Locate all lines in the data below that hold "measurement" and show them.

■ DATA SUPPLIED:
——
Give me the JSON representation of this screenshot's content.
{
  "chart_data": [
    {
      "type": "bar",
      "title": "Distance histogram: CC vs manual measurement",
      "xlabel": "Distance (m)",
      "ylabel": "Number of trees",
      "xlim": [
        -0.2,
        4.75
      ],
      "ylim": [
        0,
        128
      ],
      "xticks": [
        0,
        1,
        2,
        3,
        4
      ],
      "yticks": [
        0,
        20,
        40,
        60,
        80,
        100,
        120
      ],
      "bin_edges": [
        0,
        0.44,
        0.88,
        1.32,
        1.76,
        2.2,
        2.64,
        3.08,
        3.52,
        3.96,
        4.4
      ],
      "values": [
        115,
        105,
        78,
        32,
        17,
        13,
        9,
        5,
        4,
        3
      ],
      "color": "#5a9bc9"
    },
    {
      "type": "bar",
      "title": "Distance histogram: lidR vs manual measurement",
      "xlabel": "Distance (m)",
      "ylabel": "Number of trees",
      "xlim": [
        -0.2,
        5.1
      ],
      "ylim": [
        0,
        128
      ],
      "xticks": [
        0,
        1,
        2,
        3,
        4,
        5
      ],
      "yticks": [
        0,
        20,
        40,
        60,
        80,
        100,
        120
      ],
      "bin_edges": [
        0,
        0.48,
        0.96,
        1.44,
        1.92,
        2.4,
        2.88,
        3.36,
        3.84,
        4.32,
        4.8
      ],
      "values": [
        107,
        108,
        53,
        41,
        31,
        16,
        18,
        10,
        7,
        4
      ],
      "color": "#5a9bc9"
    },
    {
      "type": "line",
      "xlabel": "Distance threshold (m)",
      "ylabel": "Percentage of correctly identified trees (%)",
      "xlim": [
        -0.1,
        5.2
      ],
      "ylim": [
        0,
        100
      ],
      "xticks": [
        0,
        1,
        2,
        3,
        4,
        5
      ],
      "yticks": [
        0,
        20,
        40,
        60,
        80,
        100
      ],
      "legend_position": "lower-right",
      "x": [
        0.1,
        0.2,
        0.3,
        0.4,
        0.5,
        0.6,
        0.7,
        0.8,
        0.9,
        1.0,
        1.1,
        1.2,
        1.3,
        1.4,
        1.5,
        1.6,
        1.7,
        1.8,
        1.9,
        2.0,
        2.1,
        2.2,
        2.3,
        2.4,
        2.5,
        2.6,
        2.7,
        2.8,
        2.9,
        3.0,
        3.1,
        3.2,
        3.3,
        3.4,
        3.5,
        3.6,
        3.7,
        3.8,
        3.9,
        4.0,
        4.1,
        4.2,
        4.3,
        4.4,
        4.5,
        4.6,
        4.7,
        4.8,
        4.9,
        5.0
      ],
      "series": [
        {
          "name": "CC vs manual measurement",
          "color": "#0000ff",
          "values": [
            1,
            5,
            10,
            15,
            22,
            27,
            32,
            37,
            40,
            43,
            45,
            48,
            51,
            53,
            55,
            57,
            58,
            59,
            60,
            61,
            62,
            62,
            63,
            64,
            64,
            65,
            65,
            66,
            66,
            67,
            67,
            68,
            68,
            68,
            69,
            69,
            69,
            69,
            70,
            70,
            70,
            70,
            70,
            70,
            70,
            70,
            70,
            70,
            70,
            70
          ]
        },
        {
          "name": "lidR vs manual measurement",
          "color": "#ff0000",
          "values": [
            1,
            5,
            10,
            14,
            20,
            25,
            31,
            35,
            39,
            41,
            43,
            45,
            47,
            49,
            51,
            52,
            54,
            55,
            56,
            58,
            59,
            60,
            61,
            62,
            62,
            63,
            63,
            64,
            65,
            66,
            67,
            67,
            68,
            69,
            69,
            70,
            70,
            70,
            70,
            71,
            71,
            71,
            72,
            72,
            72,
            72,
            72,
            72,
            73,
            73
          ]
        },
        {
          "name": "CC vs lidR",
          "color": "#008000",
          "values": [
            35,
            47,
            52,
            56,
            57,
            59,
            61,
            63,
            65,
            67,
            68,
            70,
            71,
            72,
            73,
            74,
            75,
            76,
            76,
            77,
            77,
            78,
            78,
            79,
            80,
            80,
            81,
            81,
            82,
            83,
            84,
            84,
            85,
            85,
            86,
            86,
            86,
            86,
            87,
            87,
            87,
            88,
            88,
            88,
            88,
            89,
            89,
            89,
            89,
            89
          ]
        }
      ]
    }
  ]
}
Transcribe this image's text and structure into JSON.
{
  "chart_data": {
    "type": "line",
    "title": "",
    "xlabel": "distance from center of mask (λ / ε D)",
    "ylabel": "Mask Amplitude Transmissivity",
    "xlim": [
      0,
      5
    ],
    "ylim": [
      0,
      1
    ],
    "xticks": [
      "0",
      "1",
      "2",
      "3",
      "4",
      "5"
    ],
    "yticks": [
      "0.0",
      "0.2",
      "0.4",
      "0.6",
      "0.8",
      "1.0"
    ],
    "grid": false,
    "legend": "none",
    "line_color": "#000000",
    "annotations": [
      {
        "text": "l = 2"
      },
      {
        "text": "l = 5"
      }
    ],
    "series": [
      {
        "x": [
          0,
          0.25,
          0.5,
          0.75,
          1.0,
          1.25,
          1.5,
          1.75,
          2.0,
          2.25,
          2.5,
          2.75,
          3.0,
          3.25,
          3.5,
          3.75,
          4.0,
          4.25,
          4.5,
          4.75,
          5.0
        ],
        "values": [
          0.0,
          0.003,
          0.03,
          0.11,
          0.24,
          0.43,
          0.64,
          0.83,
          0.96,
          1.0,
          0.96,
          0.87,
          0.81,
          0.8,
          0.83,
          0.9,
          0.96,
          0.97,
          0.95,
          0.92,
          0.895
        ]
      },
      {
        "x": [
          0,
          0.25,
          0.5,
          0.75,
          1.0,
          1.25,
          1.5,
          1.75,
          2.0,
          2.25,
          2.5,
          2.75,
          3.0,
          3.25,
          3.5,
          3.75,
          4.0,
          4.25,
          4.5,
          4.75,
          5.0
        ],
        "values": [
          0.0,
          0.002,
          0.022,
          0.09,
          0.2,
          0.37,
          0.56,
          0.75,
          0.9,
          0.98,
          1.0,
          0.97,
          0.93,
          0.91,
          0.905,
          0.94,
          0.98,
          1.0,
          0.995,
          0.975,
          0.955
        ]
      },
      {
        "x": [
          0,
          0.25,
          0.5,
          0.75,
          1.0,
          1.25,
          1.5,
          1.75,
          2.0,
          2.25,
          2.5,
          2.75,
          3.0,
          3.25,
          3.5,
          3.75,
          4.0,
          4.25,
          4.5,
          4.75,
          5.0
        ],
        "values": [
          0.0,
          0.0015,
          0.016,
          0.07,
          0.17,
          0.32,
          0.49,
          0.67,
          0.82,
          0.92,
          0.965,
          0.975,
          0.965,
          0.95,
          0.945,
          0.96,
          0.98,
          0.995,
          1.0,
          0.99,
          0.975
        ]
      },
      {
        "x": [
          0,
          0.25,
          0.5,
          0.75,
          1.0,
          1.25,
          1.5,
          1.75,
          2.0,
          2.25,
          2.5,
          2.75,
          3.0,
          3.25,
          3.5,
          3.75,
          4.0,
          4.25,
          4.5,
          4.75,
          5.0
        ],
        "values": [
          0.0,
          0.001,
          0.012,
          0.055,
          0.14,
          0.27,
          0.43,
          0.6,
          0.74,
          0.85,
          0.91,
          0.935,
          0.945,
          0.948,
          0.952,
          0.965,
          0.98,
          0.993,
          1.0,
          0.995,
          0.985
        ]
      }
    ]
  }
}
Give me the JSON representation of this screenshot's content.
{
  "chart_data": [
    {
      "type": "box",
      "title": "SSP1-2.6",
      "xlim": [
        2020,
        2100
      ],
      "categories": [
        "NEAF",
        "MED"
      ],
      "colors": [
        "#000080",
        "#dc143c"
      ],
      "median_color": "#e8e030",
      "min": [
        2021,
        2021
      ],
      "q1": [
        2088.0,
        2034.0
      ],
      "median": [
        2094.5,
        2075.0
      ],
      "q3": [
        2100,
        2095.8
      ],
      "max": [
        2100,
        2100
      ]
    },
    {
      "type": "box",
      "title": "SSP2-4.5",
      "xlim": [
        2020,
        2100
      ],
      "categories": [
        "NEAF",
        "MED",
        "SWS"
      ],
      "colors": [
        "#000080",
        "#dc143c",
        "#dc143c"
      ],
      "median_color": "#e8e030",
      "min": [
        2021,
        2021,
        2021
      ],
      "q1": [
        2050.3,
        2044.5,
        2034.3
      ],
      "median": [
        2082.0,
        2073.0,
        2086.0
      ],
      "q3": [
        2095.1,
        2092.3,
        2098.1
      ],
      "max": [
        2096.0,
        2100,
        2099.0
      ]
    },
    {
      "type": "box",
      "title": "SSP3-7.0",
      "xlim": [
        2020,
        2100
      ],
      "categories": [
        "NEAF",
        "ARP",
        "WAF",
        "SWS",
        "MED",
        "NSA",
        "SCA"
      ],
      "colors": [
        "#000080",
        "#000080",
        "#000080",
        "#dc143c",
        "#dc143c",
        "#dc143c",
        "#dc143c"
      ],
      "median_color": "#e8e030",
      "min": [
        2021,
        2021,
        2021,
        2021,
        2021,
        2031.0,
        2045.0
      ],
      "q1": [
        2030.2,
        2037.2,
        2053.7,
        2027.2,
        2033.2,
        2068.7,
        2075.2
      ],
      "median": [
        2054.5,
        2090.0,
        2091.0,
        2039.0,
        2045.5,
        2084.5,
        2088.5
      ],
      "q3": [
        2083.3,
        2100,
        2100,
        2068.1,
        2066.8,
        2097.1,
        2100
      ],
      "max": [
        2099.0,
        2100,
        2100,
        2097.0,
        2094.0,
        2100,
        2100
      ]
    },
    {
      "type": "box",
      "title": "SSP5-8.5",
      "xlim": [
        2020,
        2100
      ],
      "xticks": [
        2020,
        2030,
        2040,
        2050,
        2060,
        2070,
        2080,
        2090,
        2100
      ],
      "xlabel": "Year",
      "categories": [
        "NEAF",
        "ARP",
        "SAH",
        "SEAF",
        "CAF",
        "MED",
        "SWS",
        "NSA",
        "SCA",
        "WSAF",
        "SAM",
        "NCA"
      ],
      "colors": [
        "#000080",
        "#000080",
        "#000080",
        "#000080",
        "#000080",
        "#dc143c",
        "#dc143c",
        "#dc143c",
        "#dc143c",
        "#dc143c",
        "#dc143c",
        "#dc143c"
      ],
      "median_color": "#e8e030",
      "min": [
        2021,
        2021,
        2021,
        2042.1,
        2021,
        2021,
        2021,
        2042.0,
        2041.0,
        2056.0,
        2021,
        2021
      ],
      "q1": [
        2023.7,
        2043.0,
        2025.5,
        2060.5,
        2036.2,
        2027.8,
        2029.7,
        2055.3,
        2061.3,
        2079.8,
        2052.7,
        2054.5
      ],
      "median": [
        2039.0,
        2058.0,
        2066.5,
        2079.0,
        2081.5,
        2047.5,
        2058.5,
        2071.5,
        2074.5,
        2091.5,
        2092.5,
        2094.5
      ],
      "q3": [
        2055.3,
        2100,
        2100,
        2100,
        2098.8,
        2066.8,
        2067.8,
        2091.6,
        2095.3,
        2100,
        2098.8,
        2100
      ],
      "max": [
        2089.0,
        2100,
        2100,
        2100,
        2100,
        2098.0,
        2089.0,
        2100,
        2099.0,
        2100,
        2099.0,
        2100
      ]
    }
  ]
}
——
■ COMPLETE RESPONSE:
      "title": "Distance histogram: CC vs manual measurement",
      "title": "Distance histogram: lidR vs manual measurement",
          "name": "CC vs manual measurement",
          "name": "lidR vs manual measurement",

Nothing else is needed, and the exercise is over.